_EXERCISE TASK_
Pick out and copy every line below that has the word "title".

_Stored data_
● ● ● ● ● ● ●

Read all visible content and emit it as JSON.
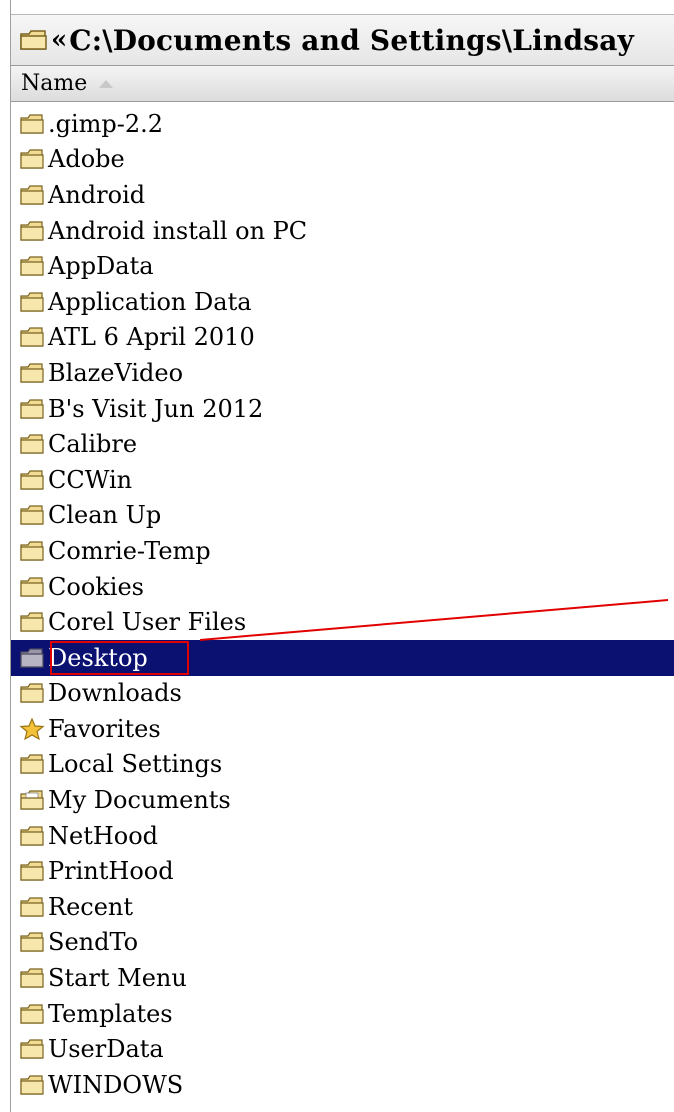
{
  "address_bar": {
    "chevron": "«",
    "path": "C:\\Documents and Settings\\Lindsay"
  },
  "columns": {
    "name_header": "Name",
    "sort": "ascending"
  },
  "items": [
    {
      "label": ".gimp-2.2",
      "icon": "folder-icon"
    },
    {
      "label": "Adobe",
      "icon": "folder-icon"
    },
    {
      "label": "Android",
      "icon": "folder-icon"
    },
    {
      "label": "Android install on PC",
      "icon": "folder-icon"
    },
    {
      "label": "AppData",
      "icon": "folder-icon"
    },
    {
      "label": "Application Data",
      "icon": "folder-icon"
    },
    {
      "label": "ATL 6 April 2010",
      "icon": "folder-icon"
    },
    {
      "label": "BlazeVideo",
      "icon": "folder-icon"
    },
    {
      "label": "B's Visit Jun 2012",
      "icon": "folder-icon"
    },
    {
      "label": "Calibre",
      "icon": "folder-icon"
    },
    {
      "label": "CCWin",
      "icon": "folder-icon"
    },
    {
      "label": "Clean Up",
      "icon": "folder-icon"
    },
    {
      "label": "Comrie-Temp",
      "icon": "folder-icon"
    },
    {
      "label": "Cookies",
      "icon": "folder-icon"
    },
    {
      "label": "Corel User Files",
      "icon": "folder-icon"
    },
    {
      "label": "Desktop",
      "icon": "desktop-folder-icon",
      "selected": true
    },
    {
      "label": "Downloads",
      "icon": "folder-icon"
    },
    {
      "label": "Favorites",
      "icon": "star-icon"
    },
    {
      "label": "Local Settings",
      "icon": "folder-icon"
    },
    {
      "label": "My Documents",
      "icon": "documents-folder-icon"
    },
    {
      "label": "NetHood",
      "icon": "folder-icon"
    },
    {
      "label": "PrintHood",
      "icon": "folder-icon"
    },
    {
      "label": "Recent",
      "icon": "folder-icon"
    },
    {
      "label": "SendTo",
      "icon": "folder-icon"
    },
    {
      "label": "Start Menu",
      "icon": "folder-icon"
    },
    {
      "label": "Templates",
      "icon": "folder-icon"
    },
    {
      "label": "UserData",
      "icon": "folder-icon"
    },
    {
      "label": "WINDOWS",
      "icon": "folder-icon"
    }
  ],
  "colors": {
    "selection": "#0a1171",
    "annotation": "#e20000",
    "folder_fill": "#f2dc93",
    "folder_stroke": "#7a6320"
  }
}
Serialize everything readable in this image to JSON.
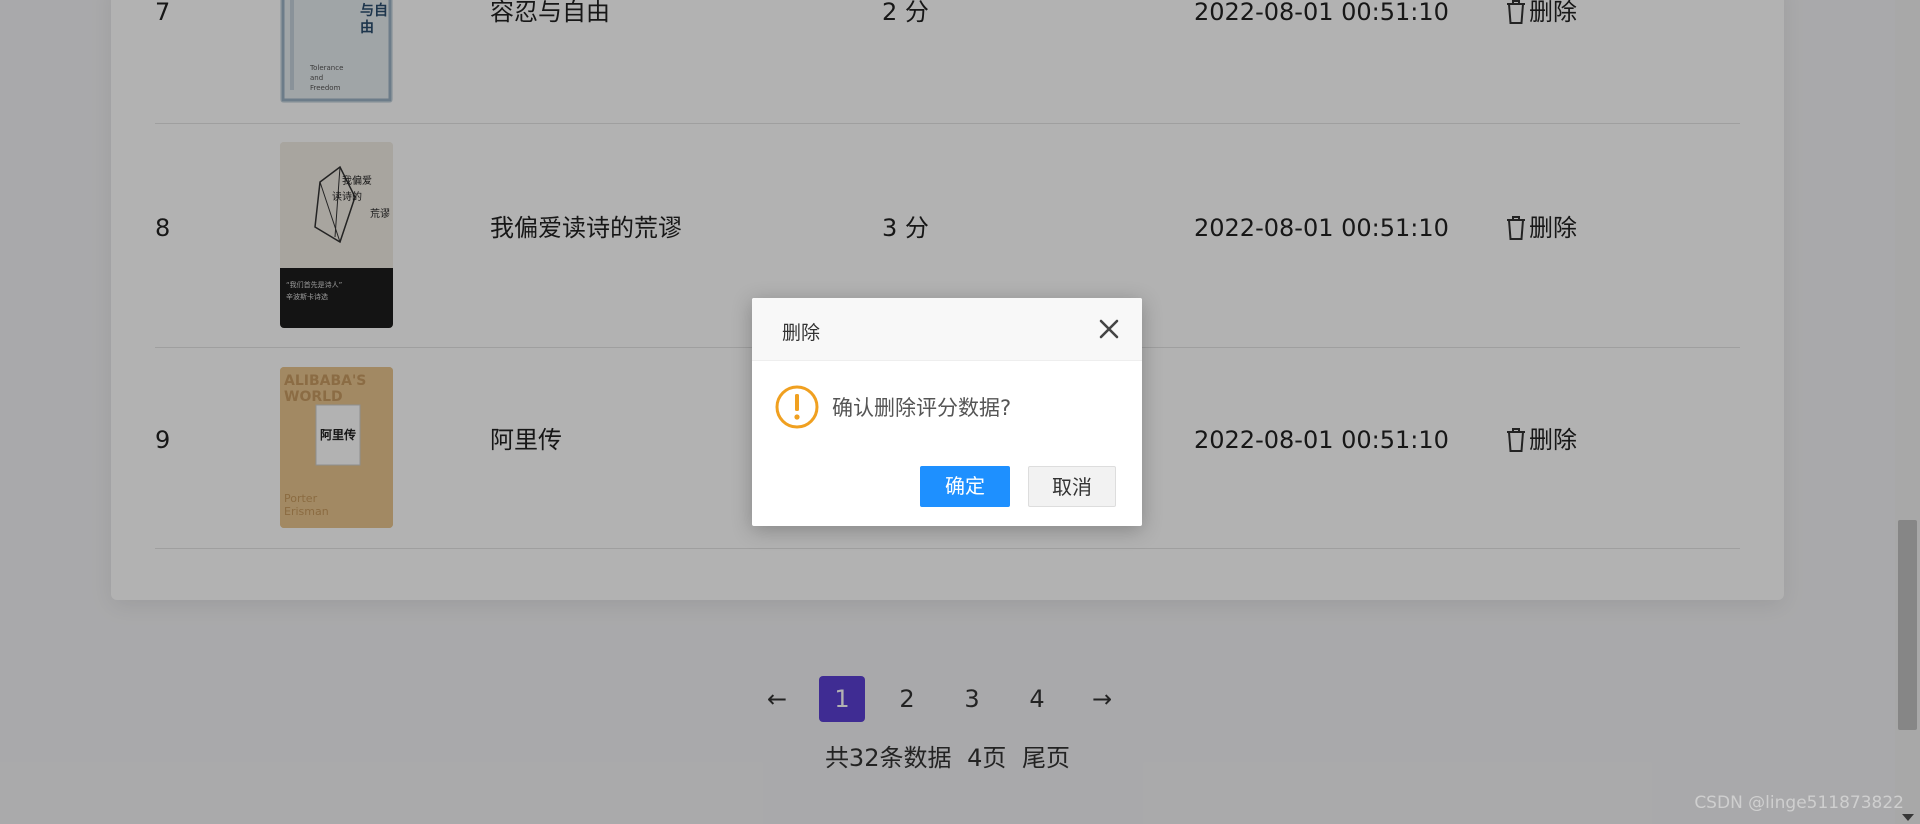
{
  "table": {
    "rows": [
      {
        "index": "7",
        "title": "容忍与自由",
        "score": "2 分",
        "time": "2022-08-01 00:51:10",
        "action": "删除"
      },
      {
        "index": "8",
        "title": "我偏爱读诗的荒谬",
        "score": "3 分",
        "time": "2022-08-01 00:51:10",
        "action": "删除"
      },
      {
        "index": "9",
        "title": "阿里传",
        "score": "",
        "time": "2022-08-01 00:51:10",
        "action": "删除"
      }
    ]
  },
  "pagination": {
    "prev": "←",
    "pages": [
      "1",
      "2",
      "3",
      "4"
    ],
    "active_page": "1",
    "next": "→",
    "total": "共32条数据",
    "page_count": "4页",
    "last": "尾页"
  },
  "modal": {
    "title": "删除",
    "message": "确认删除评分数据?",
    "ok": "确定",
    "cancel": "取消"
  },
  "watermark": "CSDN @linge511873822",
  "colors": {
    "active_page": "#5b3fd3",
    "ok_button": "#1e90ff",
    "warning": "#f0a020"
  }
}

● ● ● ● ● ● ●

_ANSWER TO THE TASK_
        "title": "容忍与自由",
        "title": "我偏爱读诗的荒谬",
        "title": "阿里传",
    "title": "删除",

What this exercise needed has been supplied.